__TASK TO COMPLETE__:
Print the listing below in its entirety, character for character.

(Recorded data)
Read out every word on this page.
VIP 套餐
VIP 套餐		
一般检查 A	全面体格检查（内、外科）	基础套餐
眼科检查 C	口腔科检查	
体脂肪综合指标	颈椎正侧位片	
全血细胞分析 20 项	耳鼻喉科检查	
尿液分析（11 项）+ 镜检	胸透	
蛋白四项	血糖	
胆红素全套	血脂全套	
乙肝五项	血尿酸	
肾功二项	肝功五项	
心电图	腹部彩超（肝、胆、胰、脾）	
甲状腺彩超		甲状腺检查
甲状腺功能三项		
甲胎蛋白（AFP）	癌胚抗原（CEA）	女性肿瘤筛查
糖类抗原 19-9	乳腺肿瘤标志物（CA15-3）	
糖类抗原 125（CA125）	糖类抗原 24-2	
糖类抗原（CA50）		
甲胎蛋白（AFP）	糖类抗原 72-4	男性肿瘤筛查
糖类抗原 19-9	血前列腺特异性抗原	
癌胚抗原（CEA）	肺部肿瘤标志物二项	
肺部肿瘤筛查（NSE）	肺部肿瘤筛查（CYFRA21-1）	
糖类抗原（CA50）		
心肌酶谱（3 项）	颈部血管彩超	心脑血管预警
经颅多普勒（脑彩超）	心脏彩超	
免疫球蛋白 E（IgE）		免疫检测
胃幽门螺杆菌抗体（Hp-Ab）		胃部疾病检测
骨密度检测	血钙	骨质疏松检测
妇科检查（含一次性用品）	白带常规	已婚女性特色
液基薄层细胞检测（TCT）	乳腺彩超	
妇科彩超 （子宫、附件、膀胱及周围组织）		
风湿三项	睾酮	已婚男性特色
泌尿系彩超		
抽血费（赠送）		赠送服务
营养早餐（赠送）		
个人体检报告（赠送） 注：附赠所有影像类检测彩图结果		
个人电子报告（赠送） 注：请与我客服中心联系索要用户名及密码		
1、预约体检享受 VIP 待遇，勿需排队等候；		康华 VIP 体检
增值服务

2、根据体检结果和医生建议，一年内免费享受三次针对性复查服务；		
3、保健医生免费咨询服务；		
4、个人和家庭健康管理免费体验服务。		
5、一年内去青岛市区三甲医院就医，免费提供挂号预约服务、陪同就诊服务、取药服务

__OUTPUT FOR THIS EXERCISE__:
Read out every word on this page.
VIP 套餐
VIP 套餐		
一般检查 A	全面体格检查（内、外科）	基础套餐
眼科检查 C	口腔科检查	
体脂肪综合指标	颈椎正侧位片	
全血细胞分析 20 项	耳鼻喉科检查	
尿液分析（11 项）+ 镜检	胸透	
蛋白四项	血糖	
胆红素全套	血脂全套	
乙肝五项	血尿酸	
肾功二项	肝功五项	
心电图	腹部彩超（肝、胆、胰、脾）	
甲状腺彩超		甲状腺检查
甲状腺功能三项		
甲胎蛋白（AFP）	癌胚抗原（CEA）	女性肿瘤筛查
糖类抗原 19-9	乳腺肿瘤标志物（CA15-3）	
糖类抗原 125（CA125）	糖类抗原 24-2	
糖类抗原（CA50）		
甲胎蛋白（AFP）	糖类抗原 72-4	男性肿瘤筛查
糖类抗原 19-9	血前列腺特异性抗原	
癌胚抗原（CEA）	肺部肿瘤标志物二项	
肺部肿瘤筛查（NSE）	肺部肿瘤筛查（CYFRA21-1）	
糖类抗原（CA50）		
心肌酶谱（3 项）	颈部血管彩超	心脑血管预警
经颅多普勒（脑彩超）	心脏彩超	
免疫球蛋白 E（IgE）		免疫检测
胃幽门螺杆菌抗体（Hp-Ab）		胃部疾病检测
骨密度检测	血钙	骨质疏松检测
妇科检查（含一次性用品）	白带常规	已婚女性特色
液基薄层细胞检测（TCT）	乳腺彩超	
妇科彩超 （子宫、附件、膀胱及周围组织）		
风湿三项	睾酮	已婚男性特色
泌尿系彩超		
抽血费（赠送）		赠送服务
营养早餐（赠送）		
个人体检报告（赠送） 注：附赠所有影像类检测彩图结果		
个人电子报告（赠送） 注：请与我客服中心联系索要用户名及密码		
1、预约体检享受 VIP 待遇，勿需排队等候；		康华 VIP 体检
增值服务

2、根据体检结果和医生建议，一年内免费享受三次针对性复查服务；		
3、保健医生免费咨询服务；		
4、个人和家庭健康管理免费体验服务。		
5、一年内去青岛市区三甲医院就医，免费提供挂号预约服务、陪同就诊服务、取药服务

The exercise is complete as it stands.